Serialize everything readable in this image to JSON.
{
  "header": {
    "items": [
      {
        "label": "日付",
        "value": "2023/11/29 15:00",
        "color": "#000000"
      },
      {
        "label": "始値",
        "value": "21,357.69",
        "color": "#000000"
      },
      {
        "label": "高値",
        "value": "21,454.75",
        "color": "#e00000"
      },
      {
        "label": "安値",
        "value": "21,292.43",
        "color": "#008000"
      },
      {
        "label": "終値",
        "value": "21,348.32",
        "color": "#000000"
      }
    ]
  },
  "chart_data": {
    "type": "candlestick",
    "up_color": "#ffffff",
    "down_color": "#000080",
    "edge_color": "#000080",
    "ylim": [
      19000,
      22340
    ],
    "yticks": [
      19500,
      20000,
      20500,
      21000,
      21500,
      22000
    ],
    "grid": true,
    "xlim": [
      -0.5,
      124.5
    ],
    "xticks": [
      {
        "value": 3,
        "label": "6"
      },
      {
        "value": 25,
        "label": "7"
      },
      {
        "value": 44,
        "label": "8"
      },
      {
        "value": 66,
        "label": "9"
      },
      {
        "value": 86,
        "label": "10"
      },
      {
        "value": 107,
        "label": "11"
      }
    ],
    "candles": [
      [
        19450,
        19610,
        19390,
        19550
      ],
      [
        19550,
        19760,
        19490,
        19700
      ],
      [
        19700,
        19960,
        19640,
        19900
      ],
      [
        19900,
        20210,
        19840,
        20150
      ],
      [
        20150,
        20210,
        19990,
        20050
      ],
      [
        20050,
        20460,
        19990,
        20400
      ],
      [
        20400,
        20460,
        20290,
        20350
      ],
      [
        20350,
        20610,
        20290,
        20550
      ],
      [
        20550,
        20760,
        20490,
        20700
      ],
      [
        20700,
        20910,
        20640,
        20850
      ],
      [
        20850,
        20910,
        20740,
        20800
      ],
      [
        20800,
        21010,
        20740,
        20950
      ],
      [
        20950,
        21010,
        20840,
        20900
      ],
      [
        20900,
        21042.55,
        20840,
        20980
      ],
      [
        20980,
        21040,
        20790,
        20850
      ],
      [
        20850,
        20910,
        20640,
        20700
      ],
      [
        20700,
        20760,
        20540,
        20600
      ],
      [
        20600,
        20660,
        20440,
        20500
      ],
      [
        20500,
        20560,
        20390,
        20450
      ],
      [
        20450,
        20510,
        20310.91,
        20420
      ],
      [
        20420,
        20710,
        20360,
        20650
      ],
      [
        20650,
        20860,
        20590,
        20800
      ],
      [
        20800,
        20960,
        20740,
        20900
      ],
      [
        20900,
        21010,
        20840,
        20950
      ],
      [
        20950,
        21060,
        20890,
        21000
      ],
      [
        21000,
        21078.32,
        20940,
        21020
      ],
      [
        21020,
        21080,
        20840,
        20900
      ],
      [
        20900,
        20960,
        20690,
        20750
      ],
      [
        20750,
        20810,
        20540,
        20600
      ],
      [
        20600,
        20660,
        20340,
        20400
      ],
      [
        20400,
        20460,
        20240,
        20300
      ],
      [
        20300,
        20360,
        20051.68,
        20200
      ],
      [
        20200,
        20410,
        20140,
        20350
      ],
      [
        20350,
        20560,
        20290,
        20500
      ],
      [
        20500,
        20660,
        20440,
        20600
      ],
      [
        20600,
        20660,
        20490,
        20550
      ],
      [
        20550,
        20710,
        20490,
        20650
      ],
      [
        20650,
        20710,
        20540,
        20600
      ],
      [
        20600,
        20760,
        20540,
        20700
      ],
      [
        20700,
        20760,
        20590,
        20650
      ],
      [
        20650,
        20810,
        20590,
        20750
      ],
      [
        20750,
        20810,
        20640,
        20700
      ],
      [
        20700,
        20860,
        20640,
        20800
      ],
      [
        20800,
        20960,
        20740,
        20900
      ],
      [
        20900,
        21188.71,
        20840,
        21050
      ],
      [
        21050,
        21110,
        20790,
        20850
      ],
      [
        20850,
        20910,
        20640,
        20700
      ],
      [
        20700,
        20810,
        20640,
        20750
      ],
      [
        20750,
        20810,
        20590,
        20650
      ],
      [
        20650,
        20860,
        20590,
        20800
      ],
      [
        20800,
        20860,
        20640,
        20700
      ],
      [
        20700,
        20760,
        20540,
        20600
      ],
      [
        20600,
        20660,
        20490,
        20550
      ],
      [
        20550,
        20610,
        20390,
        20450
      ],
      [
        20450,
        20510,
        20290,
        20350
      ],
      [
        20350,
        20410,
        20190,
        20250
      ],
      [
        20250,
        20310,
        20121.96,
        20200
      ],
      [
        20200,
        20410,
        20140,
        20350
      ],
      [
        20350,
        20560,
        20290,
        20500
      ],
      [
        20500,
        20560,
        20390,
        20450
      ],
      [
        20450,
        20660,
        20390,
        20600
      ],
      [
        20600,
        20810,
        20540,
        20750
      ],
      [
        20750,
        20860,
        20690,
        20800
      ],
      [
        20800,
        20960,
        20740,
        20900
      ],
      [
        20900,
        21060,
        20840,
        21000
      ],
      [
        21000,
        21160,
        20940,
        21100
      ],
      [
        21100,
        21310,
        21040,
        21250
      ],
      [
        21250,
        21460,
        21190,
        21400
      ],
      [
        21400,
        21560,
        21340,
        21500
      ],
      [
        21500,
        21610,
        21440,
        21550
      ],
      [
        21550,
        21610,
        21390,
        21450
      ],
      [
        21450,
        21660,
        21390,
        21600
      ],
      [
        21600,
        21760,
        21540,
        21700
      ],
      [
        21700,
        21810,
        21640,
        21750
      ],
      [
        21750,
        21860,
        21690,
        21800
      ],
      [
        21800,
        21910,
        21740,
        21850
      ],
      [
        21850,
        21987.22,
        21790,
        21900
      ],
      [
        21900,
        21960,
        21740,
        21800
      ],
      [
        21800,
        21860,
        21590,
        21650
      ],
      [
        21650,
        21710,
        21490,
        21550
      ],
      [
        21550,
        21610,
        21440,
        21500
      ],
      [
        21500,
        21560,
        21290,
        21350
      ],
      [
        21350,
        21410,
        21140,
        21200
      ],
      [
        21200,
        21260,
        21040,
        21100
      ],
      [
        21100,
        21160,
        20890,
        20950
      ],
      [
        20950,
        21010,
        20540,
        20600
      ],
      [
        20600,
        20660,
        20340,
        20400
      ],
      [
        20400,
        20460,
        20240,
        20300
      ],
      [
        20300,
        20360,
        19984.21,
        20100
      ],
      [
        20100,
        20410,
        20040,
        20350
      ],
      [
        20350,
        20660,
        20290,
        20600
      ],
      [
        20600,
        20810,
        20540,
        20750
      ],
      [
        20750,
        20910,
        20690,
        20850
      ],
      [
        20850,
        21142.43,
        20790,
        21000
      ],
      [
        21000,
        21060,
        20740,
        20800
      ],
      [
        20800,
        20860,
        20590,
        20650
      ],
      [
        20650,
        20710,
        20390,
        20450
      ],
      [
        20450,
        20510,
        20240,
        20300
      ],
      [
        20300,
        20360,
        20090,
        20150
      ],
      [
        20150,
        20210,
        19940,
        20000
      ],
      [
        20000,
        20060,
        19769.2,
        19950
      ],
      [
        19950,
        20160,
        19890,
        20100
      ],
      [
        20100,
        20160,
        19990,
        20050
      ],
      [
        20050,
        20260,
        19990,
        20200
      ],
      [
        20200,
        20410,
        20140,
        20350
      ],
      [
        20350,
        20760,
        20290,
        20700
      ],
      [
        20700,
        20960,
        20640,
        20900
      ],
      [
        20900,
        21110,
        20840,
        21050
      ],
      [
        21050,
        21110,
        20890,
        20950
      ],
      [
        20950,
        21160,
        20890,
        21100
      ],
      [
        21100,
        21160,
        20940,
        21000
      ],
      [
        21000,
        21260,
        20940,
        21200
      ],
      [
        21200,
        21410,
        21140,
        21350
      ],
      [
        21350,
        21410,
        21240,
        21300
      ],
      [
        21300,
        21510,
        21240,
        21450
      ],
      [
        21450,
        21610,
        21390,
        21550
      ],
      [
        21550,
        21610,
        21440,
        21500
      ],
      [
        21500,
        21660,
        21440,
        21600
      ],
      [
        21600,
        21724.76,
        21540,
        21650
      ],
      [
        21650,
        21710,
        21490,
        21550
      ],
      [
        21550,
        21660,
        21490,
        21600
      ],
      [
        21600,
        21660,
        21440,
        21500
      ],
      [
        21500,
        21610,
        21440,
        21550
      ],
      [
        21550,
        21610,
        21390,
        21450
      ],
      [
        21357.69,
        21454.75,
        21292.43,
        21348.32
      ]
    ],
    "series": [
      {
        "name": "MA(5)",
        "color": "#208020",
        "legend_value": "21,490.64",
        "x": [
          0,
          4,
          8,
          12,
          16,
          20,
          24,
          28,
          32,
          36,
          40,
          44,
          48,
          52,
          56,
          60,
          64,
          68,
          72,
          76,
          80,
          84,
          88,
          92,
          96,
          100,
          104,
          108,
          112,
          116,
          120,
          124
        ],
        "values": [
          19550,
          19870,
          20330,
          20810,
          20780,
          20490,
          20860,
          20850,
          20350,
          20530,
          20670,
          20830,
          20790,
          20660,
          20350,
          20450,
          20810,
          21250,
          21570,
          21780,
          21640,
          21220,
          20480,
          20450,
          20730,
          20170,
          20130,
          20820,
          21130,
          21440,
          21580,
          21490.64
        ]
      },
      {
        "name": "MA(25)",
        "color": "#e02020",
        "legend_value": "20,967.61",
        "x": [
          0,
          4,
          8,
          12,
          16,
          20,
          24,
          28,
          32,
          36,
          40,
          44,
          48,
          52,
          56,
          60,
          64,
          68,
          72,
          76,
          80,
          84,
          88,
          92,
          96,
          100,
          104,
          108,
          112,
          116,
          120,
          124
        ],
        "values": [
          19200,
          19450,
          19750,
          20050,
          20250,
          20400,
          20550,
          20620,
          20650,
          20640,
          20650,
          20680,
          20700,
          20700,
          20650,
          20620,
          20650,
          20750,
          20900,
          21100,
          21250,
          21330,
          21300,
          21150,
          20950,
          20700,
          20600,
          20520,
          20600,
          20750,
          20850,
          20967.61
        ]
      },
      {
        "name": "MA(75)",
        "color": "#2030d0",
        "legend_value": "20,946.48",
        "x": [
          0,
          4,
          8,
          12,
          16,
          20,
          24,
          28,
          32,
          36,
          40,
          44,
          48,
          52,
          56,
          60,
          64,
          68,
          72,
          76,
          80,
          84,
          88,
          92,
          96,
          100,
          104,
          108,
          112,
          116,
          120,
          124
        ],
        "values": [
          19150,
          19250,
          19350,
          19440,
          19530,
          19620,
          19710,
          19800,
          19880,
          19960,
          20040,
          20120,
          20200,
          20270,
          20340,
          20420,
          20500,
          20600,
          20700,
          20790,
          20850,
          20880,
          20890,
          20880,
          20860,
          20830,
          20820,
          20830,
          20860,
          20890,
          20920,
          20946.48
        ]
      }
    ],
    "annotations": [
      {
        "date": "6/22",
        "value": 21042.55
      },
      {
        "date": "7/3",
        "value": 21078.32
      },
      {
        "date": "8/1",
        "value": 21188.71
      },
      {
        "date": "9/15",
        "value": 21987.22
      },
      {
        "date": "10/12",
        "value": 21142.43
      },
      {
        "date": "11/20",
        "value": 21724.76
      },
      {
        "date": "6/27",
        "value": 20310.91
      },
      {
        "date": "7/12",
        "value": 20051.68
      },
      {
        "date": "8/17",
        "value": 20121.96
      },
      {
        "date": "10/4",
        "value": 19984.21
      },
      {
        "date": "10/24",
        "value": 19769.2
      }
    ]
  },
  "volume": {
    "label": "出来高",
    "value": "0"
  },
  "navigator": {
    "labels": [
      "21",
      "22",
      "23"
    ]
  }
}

EXERCISE REQUIREMENTS »
State the number of lines holding the word "date" in the listing. Add nothing else.

RESPONSE TO THE EXERCISE »
11